> **What you need to do**
Every record is to be transcribed exactly as written.

________________________________________

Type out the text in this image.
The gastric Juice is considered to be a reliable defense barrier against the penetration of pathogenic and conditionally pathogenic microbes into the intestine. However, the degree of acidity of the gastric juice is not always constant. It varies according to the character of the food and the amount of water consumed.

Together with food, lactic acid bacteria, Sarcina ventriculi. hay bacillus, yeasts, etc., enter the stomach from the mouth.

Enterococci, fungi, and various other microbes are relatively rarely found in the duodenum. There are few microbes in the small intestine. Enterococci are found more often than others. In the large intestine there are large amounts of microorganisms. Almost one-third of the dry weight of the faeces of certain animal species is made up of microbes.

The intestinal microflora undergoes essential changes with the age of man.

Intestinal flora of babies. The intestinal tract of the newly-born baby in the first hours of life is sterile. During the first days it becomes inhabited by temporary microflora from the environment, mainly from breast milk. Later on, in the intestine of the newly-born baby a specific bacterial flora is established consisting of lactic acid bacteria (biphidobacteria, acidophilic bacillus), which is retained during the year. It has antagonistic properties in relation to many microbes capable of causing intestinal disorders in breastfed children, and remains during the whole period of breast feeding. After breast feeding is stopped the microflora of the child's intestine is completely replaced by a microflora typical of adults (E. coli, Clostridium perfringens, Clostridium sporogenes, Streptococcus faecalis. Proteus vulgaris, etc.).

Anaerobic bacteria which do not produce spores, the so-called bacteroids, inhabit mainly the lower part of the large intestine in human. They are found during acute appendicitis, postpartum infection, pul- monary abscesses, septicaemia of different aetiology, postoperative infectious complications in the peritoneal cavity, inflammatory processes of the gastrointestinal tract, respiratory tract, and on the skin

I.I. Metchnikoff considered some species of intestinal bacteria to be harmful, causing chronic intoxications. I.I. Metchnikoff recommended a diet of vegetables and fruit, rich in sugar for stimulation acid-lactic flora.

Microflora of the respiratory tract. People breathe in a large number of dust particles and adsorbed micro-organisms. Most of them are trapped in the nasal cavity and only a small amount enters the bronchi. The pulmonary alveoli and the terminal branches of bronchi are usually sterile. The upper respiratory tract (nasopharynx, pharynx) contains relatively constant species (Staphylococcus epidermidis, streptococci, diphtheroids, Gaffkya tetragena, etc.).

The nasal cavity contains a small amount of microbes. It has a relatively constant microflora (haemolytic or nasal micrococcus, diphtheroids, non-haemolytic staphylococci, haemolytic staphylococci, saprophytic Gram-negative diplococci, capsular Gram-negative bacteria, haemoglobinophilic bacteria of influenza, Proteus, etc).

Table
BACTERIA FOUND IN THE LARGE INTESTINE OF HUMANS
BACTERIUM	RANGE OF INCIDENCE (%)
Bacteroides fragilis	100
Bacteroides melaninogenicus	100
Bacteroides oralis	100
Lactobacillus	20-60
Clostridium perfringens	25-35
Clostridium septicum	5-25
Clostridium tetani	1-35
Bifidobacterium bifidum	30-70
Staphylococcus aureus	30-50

________________________________________

> **Answer space**
Type out the text in this image.
The gastric Juice is considered to be a reliable defense barrier against the penetration of pathogenic and conditionally pathogenic microbes into the intestine. However, the degree of acidity of the gastric juice is not always constant. It varies according to the character of the food and the amount of water consumed.

Together with food, lactic acid bacteria, Sarcina ventriculi. hay bacillus, yeasts, etc., enter the stomach from the mouth.

Enterococci, fungi, and various other microbes are relatively rarely found in the duodenum. There are few microbes in the small intestine. Enterococci are found more often than others. In the large intestine there are large amounts of microorganisms. Almost one-third of the dry weight of the faeces of certain animal species is made up of microbes.

The intestinal microflora undergoes essential changes with the age of man.

Intestinal flora of babies. The intestinal tract of the newly-born baby in the first hours of life is sterile. During the first days it becomes inhabited by temporary microflora from the environment, mainly from breast milk. Later on, in the intestine of the newly-born baby a specific bacterial flora is established consisting of lactic acid bacteria (biphidobacteria, acidophilic bacillus), which is retained during the year. It has antagonistic properties in relation to many microbes capable of causing intestinal disorders in breastfed children, and remains during the whole period of breast feeding. After breast feeding is stopped the microflora of the child's intestine is completely replaced by a microflora typical of adults (E. coli, Clostridium perfringens, Clostridium sporogenes, Streptococcus faecalis. Proteus vulgaris, etc.).

Anaerobic bacteria which do not produce spores, the so-called bacteroids, inhabit mainly the lower part of the large intestine in human. They are found during acute appendicitis, postpartum infection, pul- monary abscesses, septicaemia of different aetiology, postoperative infectious complications in the peritoneal cavity, inflammatory processes of the gastrointestinal tract, respiratory tract, and on the skin

I.I. Metchnikoff considered some species of intestinal bacteria to be harmful, causing chronic intoxications. I.I. Metchnikoff recommended a diet of vegetables and fruit, rich in sugar for stimulation acid-lactic flora.

Microflora of the respiratory tract. People breathe in a large number of dust particles and adsorbed micro-organisms. Most of them are trapped in the nasal cavity and only a small amount enters the bronchi. The pulmonary alveoli and the terminal branches of bronchi are usually sterile. The upper respiratory tract (nasopharynx, pharynx) contains relatively constant species (Staphylococcus epidermidis, streptococci, diphtheroids, Gaffkya tetragena, etc.).

The nasal cavity contains a small amount of microbes. It has a relatively constant microflora (haemolytic or nasal micrococcus, diphtheroids, non-haemolytic staphylococci, haemolytic staphylococci, saprophytic Gram-negative diplococci, capsular Gram-negative bacteria, haemoglobinophilic bacteria of influenza, Proteus, etc).

Table
BACTERIA FOUND IN THE LARGE INTESTINE OF HUMANS
BACTERIUM	RANGE OF INCIDENCE (%)
Bacteroides fragilis	100
Bacteroides melaninogenicus	100
Bacteroides oralis	100
Lactobacillus	20-60
Clostridium perfringens	25-35
Clostridium septicum	5-25
Clostridium tetani	1-35
Bifidobacterium bifidum	30-70
Staphylococcus aureus	30-50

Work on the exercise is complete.